:: Aim ::
Copy out the whole listing exactly as written, leaving the pictures behind.

:: Task input ::
▬▬▬▬▬▬▬▬▬▬
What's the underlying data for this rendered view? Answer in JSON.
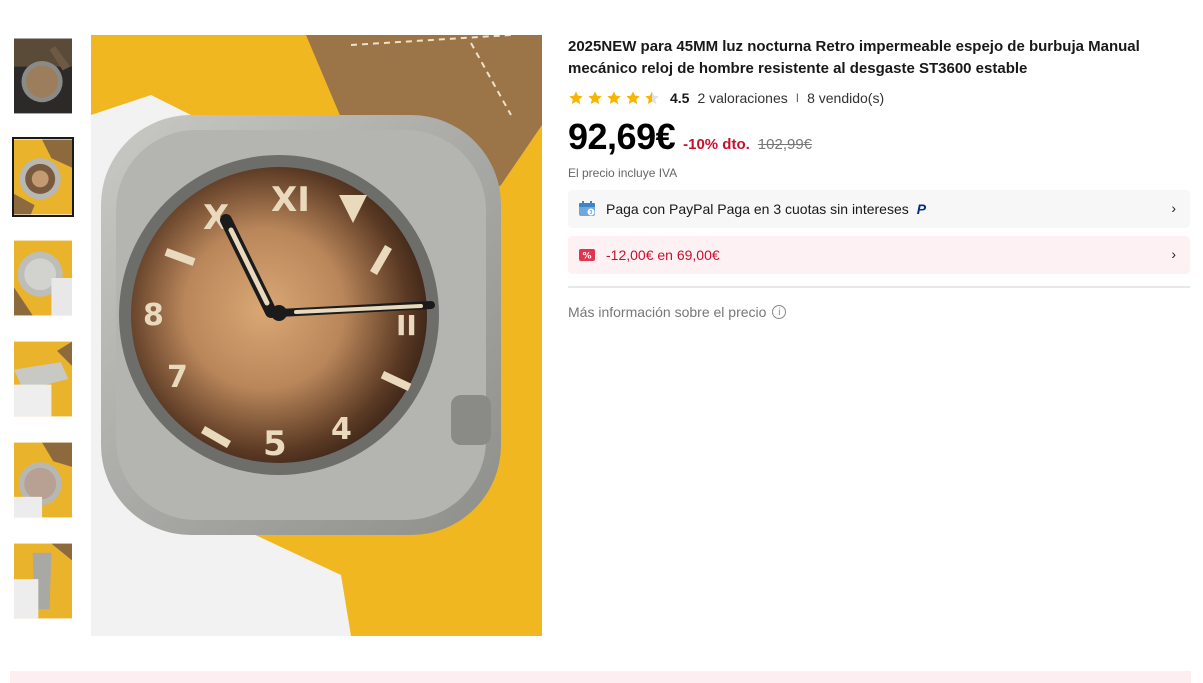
{
  "product": {
    "title": "2025NEW para 45MM luz nocturna Retro impermeable espejo de burbuja Manual mecánico reloj de hombre resistente al desgaste ST3600 estable",
    "rating": "4.5",
    "reviews": "2 valoraciones",
    "separator": "I",
    "sold": "8 vendido(s)",
    "price": "92,69€",
    "discount": "-10% dto.",
    "old_price": "102,99€",
    "vat_note": "El precio incluye IVA"
  },
  "payment": {
    "paypal_text": "Paga con PayPal Paga en 3 cuotas sin intereses",
    "paypal_mark": "P",
    "chevron": "›"
  },
  "coupon": {
    "badge": "%",
    "text": "-12,00€ en 69,00€",
    "chevron": "›"
  },
  "more_info": {
    "label": "Más información sobre el precio",
    "icon": "i"
  },
  "colors": {
    "accent_red": "#c8102e",
    "star": "#f7b500",
    "paypal_blue": "#003087"
  },
  "gallery": {
    "thumbnail_count": 6,
    "active_index": 1
  }
}
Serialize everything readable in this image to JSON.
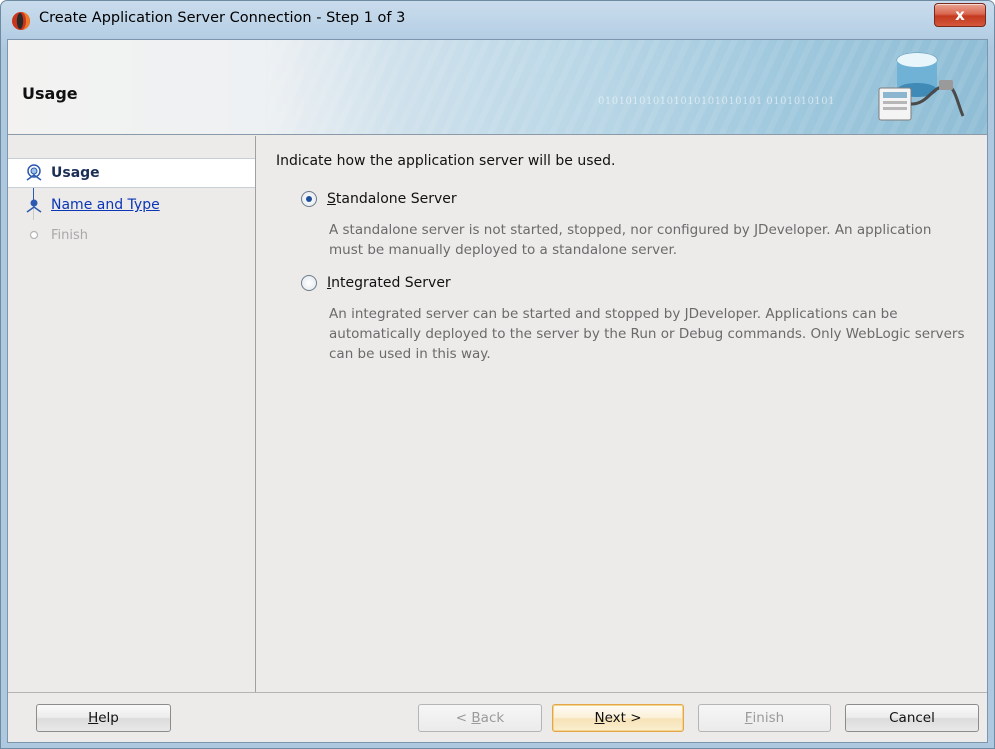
{
  "window": {
    "title": "Create Application Server Connection - Step 1 of 3",
    "close_glyph": "x"
  },
  "banner": {
    "title": "Usage",
    "binary_text": "010101010101010101010101 0101010101"
  },
  "nav": {
    "items": [
      {
        "label": "Usage",
        "state": "current"
      },
      {
        "label": "Name and Type",
        "state": "link"
      },
      {
        "label": "Finish",
        "state": "disabled"
      }
    ]
  },
  "content": {
    "prompt": "Indicate how  the application server will be used.",
    "options": [
      {
        "label_mnemonic": "S",
        "label_rest": "tandalone Server",
        "selected": true,
        "description": "A standalone server is not started, stopped, nor configured by JDeveloper. An application must be manually deployed to a standalone server."
      },
      {
        "label_mnemonic": "I",
        "label_rest": "ntegrated Server",
        "selected": false,
        "description": "An integrated server can be started and stopped by JDeveloper. Applications can be automatically deployed to the server by the Run or Debug commands. Only WebLogic servers can be used in this way."
      }
    ]
  },
  "buttons": {
    "help_mnemonic": "H",
    "help_rest": "elp",
    "back_prefix": "< ",
    "back_mnemonic": "B",
    "back_rest": "ack",
    "next_mnemonic": "N",
    "next_rest": "ext >",
    "finish_mnemonic": "F",
    "finish_rest": "inish",
    "cancel": "Cancel"
  },
  "colors": {
    "link": "#0b36b6",
    "selected_nav_text": "#1b2f55",
    "default_button_border": "#e3a64a",
    "close_button": "#c33a1f"
  }
}
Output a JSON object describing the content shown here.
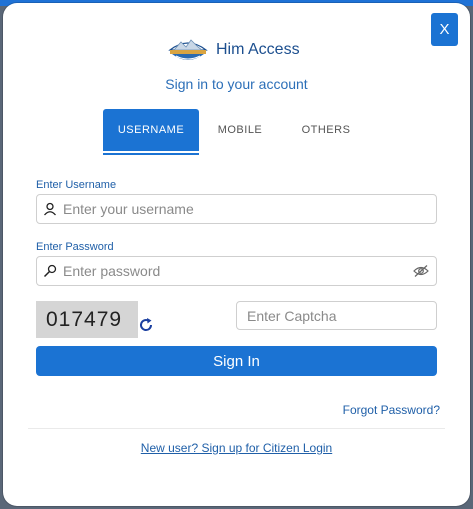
{
  "modal": {
    "close_label": "X",
    "brand_name": "Him Access",
    "subtitle": "Sign in to your account"
  },
  "tabs": [
    {
      "label": "USERNAME",
      "active": true
    },
    {
      "label": "MOBILE",
      "active": false
    },
    {
      "label": "OTHERS",
      "active": false
    }
  ],
  "form": {
    "username_label": "Enter Username",
    "username_placeholder": "Enter your username",
    "username_value": "",
    "password_label": "Enter Password",
    "password_placeholder": "Enter password",
    "password_value": "",
    "captcha_code": "017479",
    "captcha_placeholder": "Enter Captcha",
    "captcha_value": "",
    "submit_label": "Sign In"
  },
  "links": {
    "forgot_password": "Forgot Password?",
    "signup": "New user? Sign up for Citizen Login"
  },
  "icons": {
    "user": "user-icon",
    "password": "key-icon",
    "visibility": "eye-off-icon",
    "refresh": "refresh-icon",
    "logo": "himachal-logo"
  },
  "colors": {
    "primary": "#1b73d3",
    "link": "#1f5fa8",
    "brand_text": "#1c4f8f",
    "backdrop": "#5a6778"
  }
}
▬▬▬▬▬▬▬▬▬▬
:: Final answer ::
What's the underlying data for this rendered view? Answer in JSON.
{
  "product": {
    "title": "2025NEW para 45MM luz nocturna Retro impermeable espejo de burbuja Manual mecánico reloj de hombre resistente al desgaste ST3600 estable",
    "rating": "4.5",
    "reviews": "2 valoraciones",
    "separator": "I",
    "sold": "8 vendido(s)",
    "price": "92,69€",
    "discount": "-10% dto.",
    "old_price": "102,99€",
    "vat_note": "El precio incluye IVA"
  },
  "payment": {
    "paypal_text": "Paga con PayPal Paga en 3 cuotas sin intereses",
    "paypal_mark": "P",
    "chevron": "›"
  },
  "coupon": {
    "badge": "%",
    "text": "-12,00€ en 69,00€",
    "chevron": "›"
  },
  "more_info": {
    "label": "Más información sobre el precio",
    "icon": "i"
  },
  "colors": {
    "accent_red": "#c8102e",
    "star": "#f7b500",
    "paypal_blue": "#003087"
  },
  "gallery": {
    "thumbnail_count": 6,
    "active_index": 1
  }
}
Serialize everything readable in this image to JSON.
{
  "window": {
    "title": "Create Application Server Connection - Step 1 of 3",
    "close_glyph": "x"
  },
  "banner": {
    "title": "Usage",
    "binary_text": "010101010101010101010101 0101010101"
  },
  "nav": {
    "items": [
      {
        "label": "Usage",
        "state": "current"
      },
      {
        "label": "Name and Type",
        "state": "link"
      },
      {
        "label": "Finish",
        "state": "disabled"
      }
    ]
  },
  "content": {
    "prompt": "Indicate how  the application server will be used.",
    "options": [
      {
        "label_mnemonic": "S",
        "label_rest": "tandalone Server",
        "selected": true,
        "description": "A standalone server is not started, stopped, nor configured by JDeveloper. An application must be manually deployed to a standalone server."
      },
      {
        "label_mnemonic": "I",
        "label_rest": "ntegrated Server",
        "selected": false,
        "description": "An integrated server can be started and stopped by JDeveloper. Applications can be automatically deployed to the server by the Run or Debug commands. Only WebLogic servers can be used in this way."
      }
    ]
  },
  "buttons": {
    "help_mnemonic": "H",
    "help_rest": "elp",
    "back_prefix": "< ",
    "back_mnemonic": "B",
    "back_rest": "ack",
    "next_mnemonic": "N",
    "next_rest": "ext >",
    "finish_mnemonic": "F",
    "finish_rest": "inish",
    "cancel": "Cancel"
  },
  "colors": {
    "link": "#0b36b6",
    "selected_nav_text": "#1b2f55",
    "default_button_border": "#e3a64a",
    "close_button": "#c33a1f"
  }
}
Output a JSON object describing the content shown here.
{
  "modal": {
    "close_label": "X",
    "brand_name": "Him Access",
    "subtitle": "Sign in to your account"
  },
  "tabs": [
    {
      "label": "USERNAME",
      "active": true
    },
    {
      "label": "MOBILE",
      "active": false
    },
    {
      "label": "OTHERS",
      "active": false
    }
  ],
  "form": {
    "username_label": "Enter Username",
    "username_placeholder": "Enter your username",
    "username_value": "",
    "password_label": "Enter Password",
    "password_placeholder": "Enter password",
    "password_value": "",
    "captcha_code": "017479",
    "captcha_placeholder": "Enter Captcha",
    "captcha_value": "",
    "submit_label": "Sign In"
  },
  "links": {
    "forgot_password": "Forgot Password?",
    "signup": "New user? Sign up for Citizen Login"
  },
  "icons": {
    "user": "user-icon",
    "password": "key-icon",
    "visibility": "eye-off-icon",
    "refresh": "refresh-icon",
    "logo": "himachal-logo"
  },
  "colors": {
    "primary": "#1b73d3",
    "link": "#1f5fa8",
    "brand_text": "#1c4f8f",
    "backdrop": "#5a6778"
  }
}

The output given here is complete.